◆ TO DO ◆
Copy out all the entries exactly.
## Begin TASK MATERIAL
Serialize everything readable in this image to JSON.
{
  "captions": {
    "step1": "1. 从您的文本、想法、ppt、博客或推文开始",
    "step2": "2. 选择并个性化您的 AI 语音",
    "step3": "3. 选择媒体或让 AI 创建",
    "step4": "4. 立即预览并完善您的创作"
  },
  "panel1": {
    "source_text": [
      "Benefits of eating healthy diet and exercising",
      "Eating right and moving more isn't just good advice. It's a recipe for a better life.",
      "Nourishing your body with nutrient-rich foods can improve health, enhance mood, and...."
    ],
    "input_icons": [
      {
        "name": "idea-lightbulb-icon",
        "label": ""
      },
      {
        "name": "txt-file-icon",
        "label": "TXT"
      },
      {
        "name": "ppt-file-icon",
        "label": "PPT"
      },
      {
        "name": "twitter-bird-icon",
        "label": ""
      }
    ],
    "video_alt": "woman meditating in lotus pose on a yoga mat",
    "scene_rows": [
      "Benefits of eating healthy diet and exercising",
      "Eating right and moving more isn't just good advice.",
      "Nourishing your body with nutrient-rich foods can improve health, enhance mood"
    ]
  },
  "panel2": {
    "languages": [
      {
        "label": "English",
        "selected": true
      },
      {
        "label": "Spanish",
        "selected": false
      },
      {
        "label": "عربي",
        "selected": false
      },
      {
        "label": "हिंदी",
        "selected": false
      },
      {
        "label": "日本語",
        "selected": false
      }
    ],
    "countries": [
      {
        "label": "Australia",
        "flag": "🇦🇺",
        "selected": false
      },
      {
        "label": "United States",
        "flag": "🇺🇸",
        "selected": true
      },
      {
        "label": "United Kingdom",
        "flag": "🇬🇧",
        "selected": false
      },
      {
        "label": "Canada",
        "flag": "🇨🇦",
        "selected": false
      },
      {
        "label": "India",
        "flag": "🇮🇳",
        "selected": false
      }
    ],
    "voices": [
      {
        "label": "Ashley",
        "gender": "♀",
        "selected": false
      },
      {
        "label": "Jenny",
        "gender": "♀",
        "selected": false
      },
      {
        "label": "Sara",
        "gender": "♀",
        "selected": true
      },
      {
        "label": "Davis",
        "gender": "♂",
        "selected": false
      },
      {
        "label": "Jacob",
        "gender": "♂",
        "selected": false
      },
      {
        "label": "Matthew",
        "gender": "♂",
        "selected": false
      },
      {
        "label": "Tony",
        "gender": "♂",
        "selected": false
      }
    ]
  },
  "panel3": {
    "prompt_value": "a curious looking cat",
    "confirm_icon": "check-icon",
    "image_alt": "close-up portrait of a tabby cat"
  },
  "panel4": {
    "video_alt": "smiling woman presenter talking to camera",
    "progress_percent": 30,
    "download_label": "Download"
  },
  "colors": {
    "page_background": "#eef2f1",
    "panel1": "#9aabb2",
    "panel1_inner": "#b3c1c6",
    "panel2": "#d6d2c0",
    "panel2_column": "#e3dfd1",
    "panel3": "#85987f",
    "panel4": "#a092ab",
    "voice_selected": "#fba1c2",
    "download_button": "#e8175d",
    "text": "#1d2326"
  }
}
## End TASK MATERIAL
◆ RESPONSE TO THIS EXERCISE ◆
Serialize everything readable in this image to JSON.
{
  "captions": {
    "step1": "1. 从您的文本、想法、ppt、博客或推文开始",
    "step2": "2. 选择并个性化您的 AI 语音",
    "step3": "3. 选择媒体或让 AI 创建",
    "step4": "4. 立即预览并完善您的创作"
  },
  "panel1": {
    "source_text": [
      "Benefits of eating healthy diet and exercising",
      "Eating right and moving more isn't just good advice. It's a recipe for a better life.",
      "Nourishing your body with nutrient-rich foods can improve health, enhance mood, and...."
    ],
    "input_icons": [
      {
        "name": "idea-lightbulb-icon",
        "label": ""
      },
      {
        "name": "txt-file-icon",
        "label": "TXT"
      },
      {
        "name": "ppt-file-icon",
        "label": "PPT"
      },
      {
        "name": "twitter-bird-icon",
        "label": ""
      }
    ],
    "video_alt": "woman meditating in lotus pose on a yoga mat",
    "scene_rows": [
      "Benefits of eating healthy diet and exercising",
      "Eating right and moving more isn't just good advice.",
      "Nourishing your body with nutrient-rich foods can improve health, enhance mood"
    ]
  },
  "panel2": {
    "languages": [
      {
        "label": "English",
        "selected": true
      },
      {
        "label": "Spanish",
        "selected": false
      },
      {
        "label": "عربي",
        "selected": false
      },
      {
        "label": "हिंदी",
        "selected": false
      },
      {
        "label": "日本語",
        "selected": false
      }
    ],
    "countries": [
      {
        "label": "Australia",
        "flag": "🇦🇺",
        "selected": false
      },
      {
        "label": "United States",
        "flag": "🇺🇸",
        "selected": true
      },
      {
        "label": "United Kingdom",
        "flag": "🇬🇧",
        "selected": false
      },
      {
        "label": "Canada",
        "flag": "🇨🇦",
        "selected": false
      },
      {
        "label": "India",
        "flag": "🇮🇳",
        "selected": false
      }
    ],
    "voices": [
      {
        "label": "Ashley",
        "gender": "♀",
        "selected": false
      },
      {
        "label": "Jenny",
        "gender": "♀",
        "selected": false
      },
      {
        "label": "Sara",
        "gender": "♀",
        "selected": true
      },
      {
        "label": "Davis",
        "gender": "♂",
        "selected": false
      },
      {
        "label": "Jacob",
        "gender": "♂",
        "selected": false
      },
      {
        "label": "Matthew",
        "gender": "♂",
        "selected": false
      },
      {
        "label": "Tony",
        "gender": "♂",
        "selected": false
      }
    ]
  },
  "panel3": {
    "prompt_value": "a curious looking cat",
    "confirm_icon": "check-icon",
    "image_alt": "close-up portrait of a tabby cat"
  },
  "panel4": {
    "video_alt": "smiling woman presenter talking to camera",
    "progress_percent": 30,
    "download_label": "Download"
  },
  "colors": {
    "page_background": "#eef2f1",
    "panel1": "#9aabb2",
    "panel1_inner": "#b3c1c6",
    "panel2": "#d6d2c0",
    "panel2_column": "#e3dfd1",
    "panel3": "#85987f",
    "panel4": "#a092ab",
    "voice_selected": "#fba1c2",
    "download_button": "#e8175d",
    "text": "#1d2326"
  }
}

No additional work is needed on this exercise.